EXERCISE:
Read the records and gather each line that includes "accroche".

□ □ □ □ □ □ □

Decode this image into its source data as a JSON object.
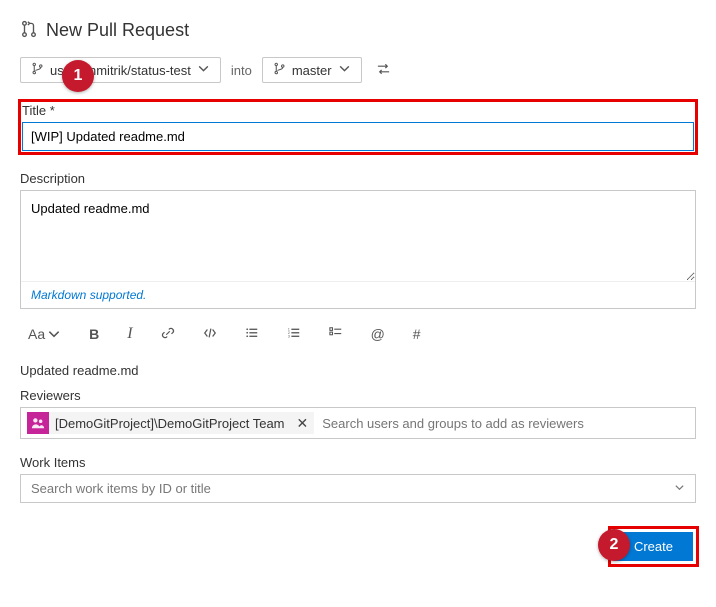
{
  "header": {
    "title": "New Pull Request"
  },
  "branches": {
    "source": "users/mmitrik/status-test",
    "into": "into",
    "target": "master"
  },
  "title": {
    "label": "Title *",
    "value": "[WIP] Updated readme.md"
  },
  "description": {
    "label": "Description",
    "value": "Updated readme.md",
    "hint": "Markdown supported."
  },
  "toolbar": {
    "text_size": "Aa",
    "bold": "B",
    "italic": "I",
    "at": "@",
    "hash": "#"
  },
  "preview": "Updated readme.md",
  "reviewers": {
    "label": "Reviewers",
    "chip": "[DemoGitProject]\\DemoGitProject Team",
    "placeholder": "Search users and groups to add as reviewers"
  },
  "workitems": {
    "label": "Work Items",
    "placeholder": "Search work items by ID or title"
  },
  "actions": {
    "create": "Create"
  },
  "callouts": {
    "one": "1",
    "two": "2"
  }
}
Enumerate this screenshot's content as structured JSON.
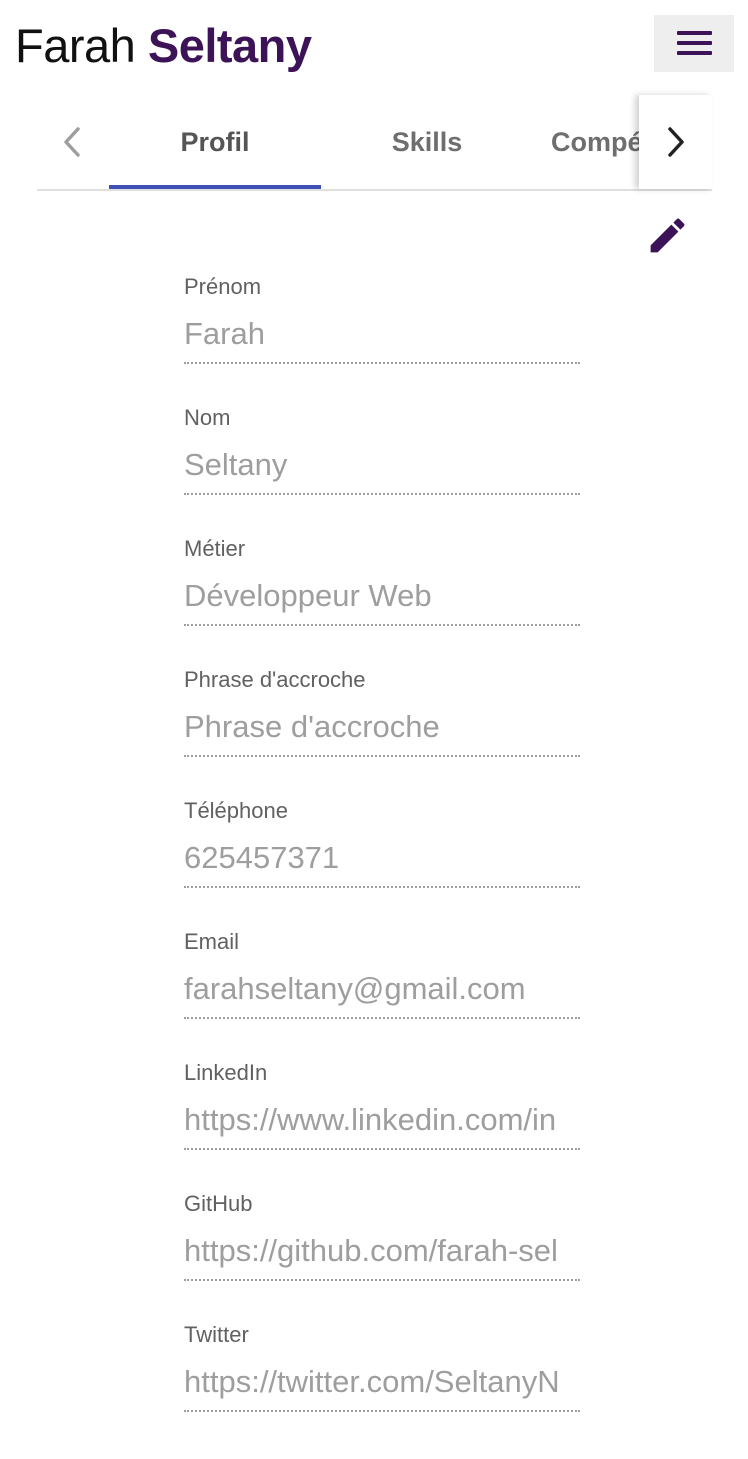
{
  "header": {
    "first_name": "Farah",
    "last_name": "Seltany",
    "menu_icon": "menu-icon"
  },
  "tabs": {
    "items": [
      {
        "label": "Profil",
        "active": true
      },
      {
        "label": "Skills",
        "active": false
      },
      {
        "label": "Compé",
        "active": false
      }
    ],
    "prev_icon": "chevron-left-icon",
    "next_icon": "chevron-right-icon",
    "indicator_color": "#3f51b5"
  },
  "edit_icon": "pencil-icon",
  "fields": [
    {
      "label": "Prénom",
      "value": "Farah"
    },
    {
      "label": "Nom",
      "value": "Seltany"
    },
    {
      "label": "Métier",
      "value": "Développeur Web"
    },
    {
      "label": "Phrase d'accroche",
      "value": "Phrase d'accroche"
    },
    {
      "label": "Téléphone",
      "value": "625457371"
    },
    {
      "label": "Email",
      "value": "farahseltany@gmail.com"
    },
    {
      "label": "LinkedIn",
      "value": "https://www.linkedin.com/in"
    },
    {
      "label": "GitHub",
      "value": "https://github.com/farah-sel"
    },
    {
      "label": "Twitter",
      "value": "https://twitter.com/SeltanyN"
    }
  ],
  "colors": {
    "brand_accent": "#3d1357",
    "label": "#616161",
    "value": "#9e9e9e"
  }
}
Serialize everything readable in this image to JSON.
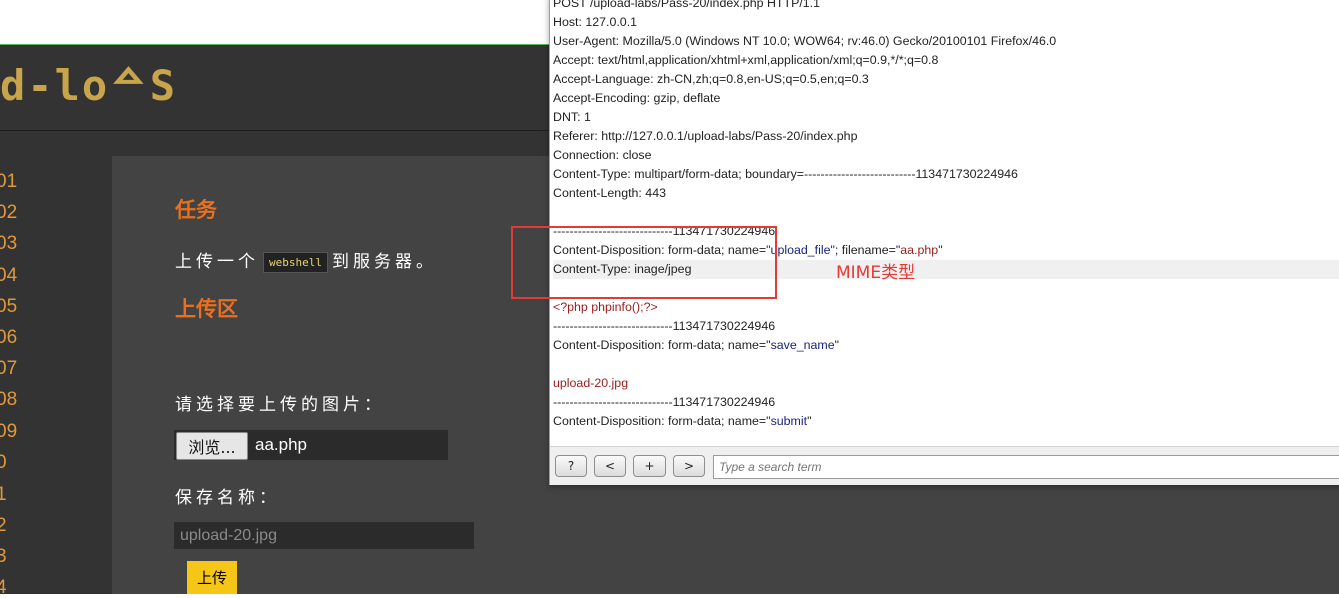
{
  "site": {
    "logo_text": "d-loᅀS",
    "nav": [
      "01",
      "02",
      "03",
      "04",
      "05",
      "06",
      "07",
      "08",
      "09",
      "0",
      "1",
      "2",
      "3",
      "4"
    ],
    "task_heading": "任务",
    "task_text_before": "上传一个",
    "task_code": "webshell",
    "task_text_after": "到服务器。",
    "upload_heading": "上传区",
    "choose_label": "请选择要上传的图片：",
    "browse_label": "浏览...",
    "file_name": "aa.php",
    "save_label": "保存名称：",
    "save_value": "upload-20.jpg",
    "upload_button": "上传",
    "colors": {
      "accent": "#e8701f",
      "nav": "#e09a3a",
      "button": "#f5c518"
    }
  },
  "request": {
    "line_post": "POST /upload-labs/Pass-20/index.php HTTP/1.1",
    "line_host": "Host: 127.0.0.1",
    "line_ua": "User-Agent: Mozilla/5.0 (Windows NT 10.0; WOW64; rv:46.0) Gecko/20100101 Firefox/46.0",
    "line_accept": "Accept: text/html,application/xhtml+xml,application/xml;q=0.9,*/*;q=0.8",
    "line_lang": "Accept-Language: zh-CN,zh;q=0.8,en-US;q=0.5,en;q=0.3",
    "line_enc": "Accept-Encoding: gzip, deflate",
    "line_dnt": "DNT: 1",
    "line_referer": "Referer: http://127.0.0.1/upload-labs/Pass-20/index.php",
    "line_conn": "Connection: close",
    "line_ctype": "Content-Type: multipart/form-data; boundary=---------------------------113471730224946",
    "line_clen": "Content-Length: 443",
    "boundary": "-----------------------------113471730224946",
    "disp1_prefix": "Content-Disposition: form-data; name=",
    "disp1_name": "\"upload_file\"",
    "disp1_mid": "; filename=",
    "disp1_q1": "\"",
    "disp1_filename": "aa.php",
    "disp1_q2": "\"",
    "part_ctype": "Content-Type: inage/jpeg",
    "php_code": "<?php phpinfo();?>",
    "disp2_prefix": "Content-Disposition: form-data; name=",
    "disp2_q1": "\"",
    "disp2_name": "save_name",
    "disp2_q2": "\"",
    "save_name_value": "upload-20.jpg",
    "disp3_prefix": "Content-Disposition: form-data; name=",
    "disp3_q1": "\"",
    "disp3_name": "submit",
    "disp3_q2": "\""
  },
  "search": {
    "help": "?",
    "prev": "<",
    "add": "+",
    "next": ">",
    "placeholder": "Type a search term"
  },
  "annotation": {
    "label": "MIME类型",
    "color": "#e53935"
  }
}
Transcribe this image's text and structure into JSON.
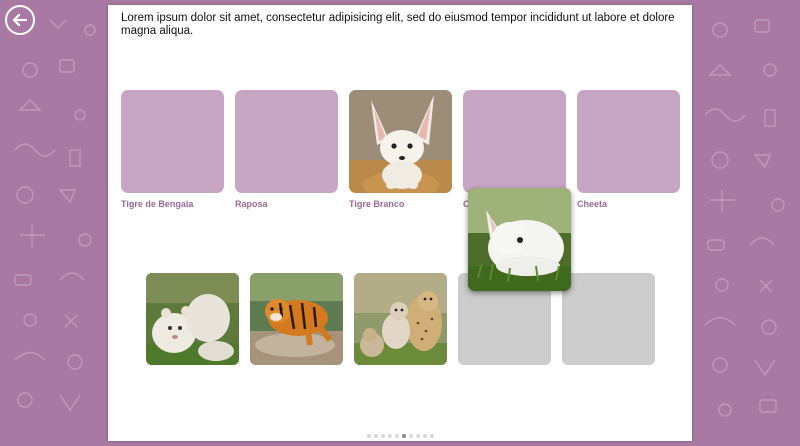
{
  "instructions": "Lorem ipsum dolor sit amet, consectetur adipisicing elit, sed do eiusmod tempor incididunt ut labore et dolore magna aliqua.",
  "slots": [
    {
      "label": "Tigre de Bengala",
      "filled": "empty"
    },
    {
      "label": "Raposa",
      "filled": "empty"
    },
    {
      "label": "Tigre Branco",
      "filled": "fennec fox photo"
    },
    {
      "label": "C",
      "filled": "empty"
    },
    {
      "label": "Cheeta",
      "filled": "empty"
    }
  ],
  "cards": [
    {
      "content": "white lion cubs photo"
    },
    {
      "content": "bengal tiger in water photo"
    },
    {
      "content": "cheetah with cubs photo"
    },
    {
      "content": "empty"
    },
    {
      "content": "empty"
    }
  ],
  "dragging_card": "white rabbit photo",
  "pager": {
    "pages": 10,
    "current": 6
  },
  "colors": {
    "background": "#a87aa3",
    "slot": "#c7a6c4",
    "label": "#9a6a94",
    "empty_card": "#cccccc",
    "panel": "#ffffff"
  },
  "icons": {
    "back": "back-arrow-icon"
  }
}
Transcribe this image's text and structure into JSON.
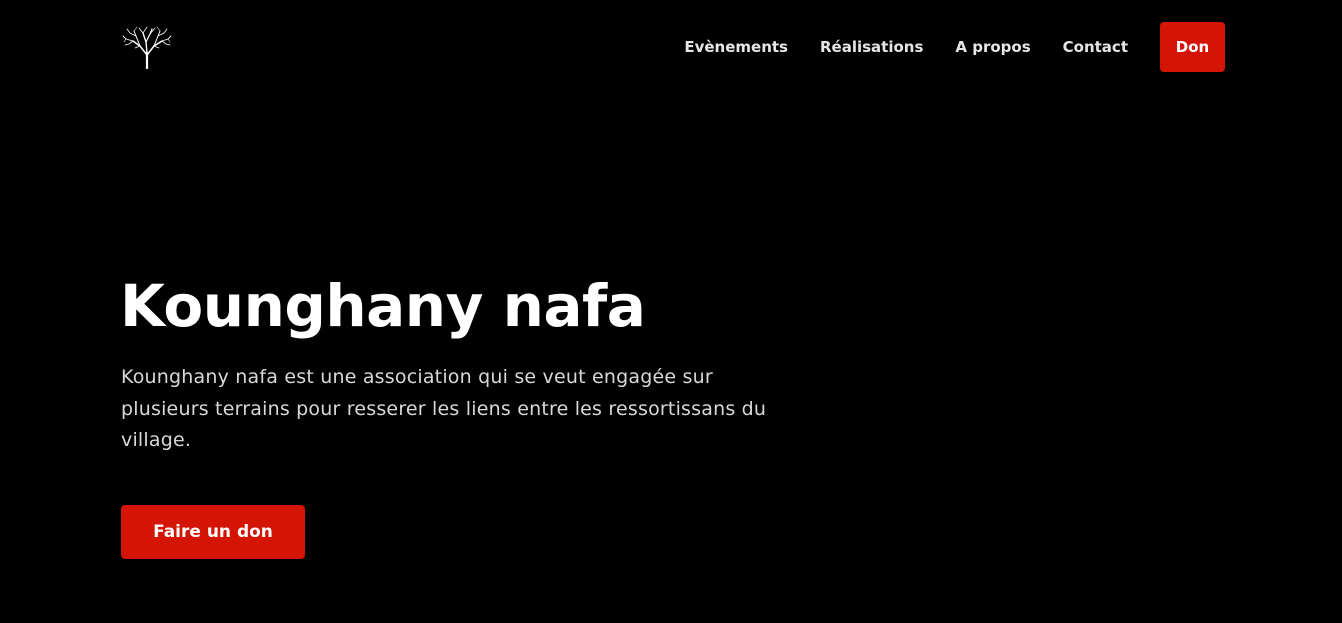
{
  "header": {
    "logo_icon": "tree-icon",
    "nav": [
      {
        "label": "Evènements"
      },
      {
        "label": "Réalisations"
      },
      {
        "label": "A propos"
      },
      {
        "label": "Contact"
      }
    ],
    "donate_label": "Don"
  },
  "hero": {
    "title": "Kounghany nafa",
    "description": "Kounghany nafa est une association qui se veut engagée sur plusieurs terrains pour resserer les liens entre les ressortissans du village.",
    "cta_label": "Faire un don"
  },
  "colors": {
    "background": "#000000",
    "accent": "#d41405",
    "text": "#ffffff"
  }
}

□ □ □ □ □ □ □

REPLY:
      "label": "Phrase d'accroche",
      "value": "Phrase d'accroche"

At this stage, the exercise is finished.